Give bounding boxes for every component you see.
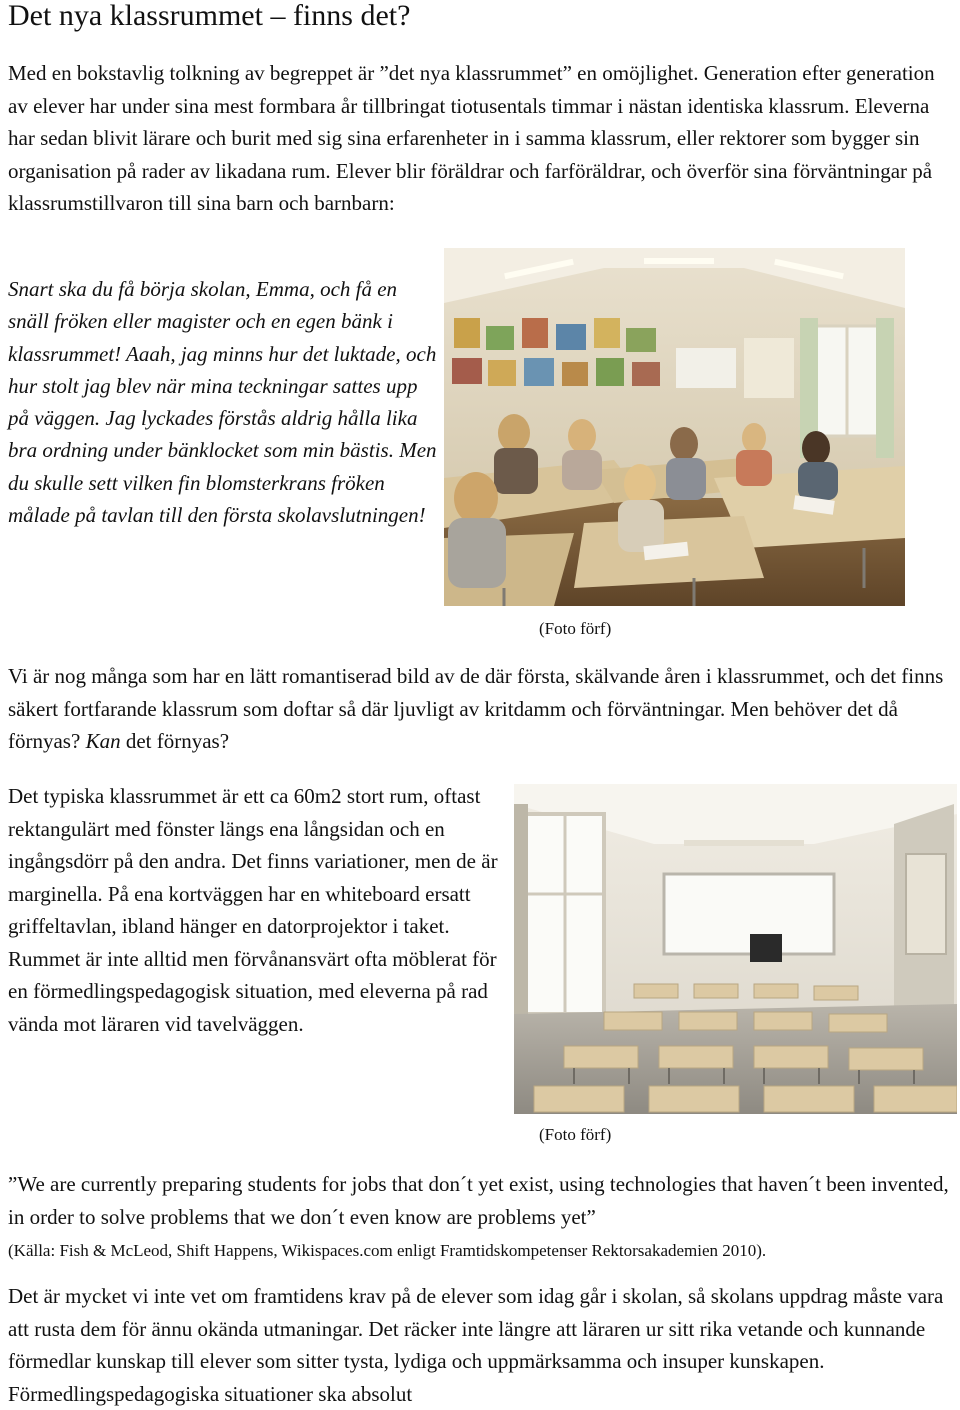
reflection-paragraph [8,660,954,758]
page-title: Det nya klassrummet – finns det? [8,0,411,32]
typical-classroom-paragraph: Det typiska klassrummet är ett ca 60m2 stort rum, oftast rektangulärt med fönster längs ena långsidan och en ingångsdörr på den andra. Det finns variationer, men de är marginella. På ena kortväggen har en whiteboard ersatt griffeltavlan, ibland hänger en datorprojektor i taket. Rummet är inte alltid men förvånansvärt ofta möblerat för en förmedlingspedagogisk situation, med eleverna på rad vända mot läraren vid tavelväggen. [8,784,498,1036]
photo-caption: (Foto förf) [539,1125,612,1144]
classroom-photo-pupils [444,248,905,606]
english-quote-text: ”We are currently preparing students for jobs that don´t yet exist, using technologies that haven´t been invented, in order to solve problems that we don´t even know are problems yet” [8,1172,949,1229]
intro-paragraph: Med en bokstavlig tolkning av begreppet är ”det nya klassrummet” en omöjlighet. Generation efter generation av elever har under sina mest formbara år tillbringat tiotusentals timmar i nästan identiska klassrum. Eleverna har sedan blivit lärare och burit med sig sina erfarenheter in i samma klassrum, eller rektorer som bygger sin organisation på rader av likadana rum. Elever blir föräldrar och farföräldrar, och överför sina förväntningar på klassrumstillvaron till sina barn och barnbarn: [8,61,935,215]
emphasis-kan: Kan [85,729,121,753]
future-paragraph: Det är mycket vi inte vet om framtidens krav på de elever som idag går i skolan, så skolans uppdrag måste vara att rusta dem för ännu okända utmaningar. Det räcker inte längre att läraren ur sitt rika vetande och kunnande förmedlar kunskap till elever som sitter tysta, lydiga och uppmärksamma och insuper kunskapen. Förmedlingspedagogiska situationer ska absolut [8,1284,944,1406]
photo-caption: (Foto förf) [539,619,612,638]
reflection-text-b: det förnyas? [120,729,230,753]
reflection-text-a: Vi är nog många som har en lätt romantiserad bild av de där första, skälvande åren i klassrummet, och det finns säkert fortfarande klassrum som doftar så där ljuvligt av kritdamm och förväntningar. Men behöver det då förnyas? [8,664,944,753]
classroom-photo-empty [514,784,957,1114]
quote-paragraph: Snart ska du få börja skolan, Emma, och få en snäll fröken eller magister och en egen bänk i klassrummet! Aaah, jag minns hur det luktade, och hur stolt jag blev när mina teckningar sattes upp på väggen. Jag lyckades förstås aldrig hålla lika bra ordning under bänklocket som min bästis. Men du skulle sett vilken fin blomsterkrans fröken målade på tavlan till den första skolavslutningen! [8,277,437,528]
english-quote [8,1168,954,1268]
quote-source: (Källa: Fish & McLeod, Shift Happens, Wikispaces.com enligt Framtidskompetenser Rektorsakademien 2010). [8,1241,767,1260]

▶ [GIVEN REQUEST] Rewrite each line of the listing above as one string in a JSON list, skipping blank lines and leaving out the pictures.

▶ [WRITTEN REPLY]
[
  "Give bounding boxes for every component you see.",
  "reflection-paragraph [8,660,954,758]",
  "page-title: Det nya klassrummet – finns det? [8,0,411,32]",
  "typical-classroom-paragraph: Det typiska klassrummet är ett ca 60m2 stort rum, oftast rektangulärt med fönster längs ena långsidan och en ingångsdörr på den andra. Det finns variationer, men de är marginella. På ena kortväggen har en whiteboard ersatt griffeltavlan, ibland hänger en datorprojektor i taket. Rummet är inte alltid men förvånansvärt ofta möblerat för en förmedlingspedagogisk situation, med eleverna på rad vända mot läraren vid tavelväggen. [8,784,498,1036]",
  "photo-caption: (Foto förf) [539,1125,612,1144]",
  "classroom-photo-pupils [444,248,905,606]",
  "english-quote-text: ”We are currently preparing students for jobs that don´t yet exist, using technologies that haven´t been invented, in order to solve problems that we don´t even know are problems yet” [8,1172,949,1229]",
  "intro-paragraph: Med en bokstavlig tolkning av begreppet är ”det nya klassrummet” en omöjlighet. Generation efter generation av elever har under sina mest formbara år tillbringat tiotusentals timmar i nästan identiska klassrum. Eleverna har sedan blivit lärare och burit med sig sina erfarenheter in i samma klassrum, eller rektorer som bygger sin organisation på rader av likadana rum. Elever blir föräldrar och farföräldrar, och överför sina förväntningar på klassrumstillvaron till sina barn och barnbarn: [8,61,935,215]",
  "emphasis-kan: Kan [85,729,121,753]",
  "future-paragraph: Det är mycket vi inte vet om framtidens krav på de elever som idag går i skolan, så skolans uppdrag måste vara att rusta dem för ännu okända utmaningar. Det räcker inte längre att läraren ur sitt rika vetande och kunnande förmedlar kunskap till elever som sitter tysta, lydiga och uppmärksamma och insuper kunskapen. Förmedlingspedagogiska situationer ska absolut [8,1284,944,1406]",
  "photo-caption: (Foto förf) [539,619,612,638]",
  "reflection-text-b: det förnyas? [120,729,230,753]",
  "reflection-text-a: Vi är nog många som har en lätt romantiserad bild av de där första, skälvande åren i klassrummet, och det finns säkert fortfarande klassrum som doftar så där ljuvligt av kritdamm och förväntningar. Men behöver det då förnyas? [8,664,944,753]",
  "classroom-photo-empty [514,784,957,1114]",
  "quote-paragraph: Snart ska du få börja skolan, Emma, och få en snäll fröken eller magister och en egen bänk i klassrummet! Aaah, jag minns hur det luktade, och hur stolt jag blev när mina teckningar sattes upp på väggen. Jag lyckades förstås aldrig hålla lika bra ordning under bänklocket som min bästis. Men du skulle sett vilken fin blomsterkrans fröken målade på tavlan till den första skolavslutningen! [8,277,437,528]",
  "english-quote [8,1168,954,1268]",
  "quote-source: (Källa: Fish & McLeod, Shift Happens, Wikispaces.com enligt Framtidskompetenser Rektorsakademien 2010). [8,1241,767,1260]"
]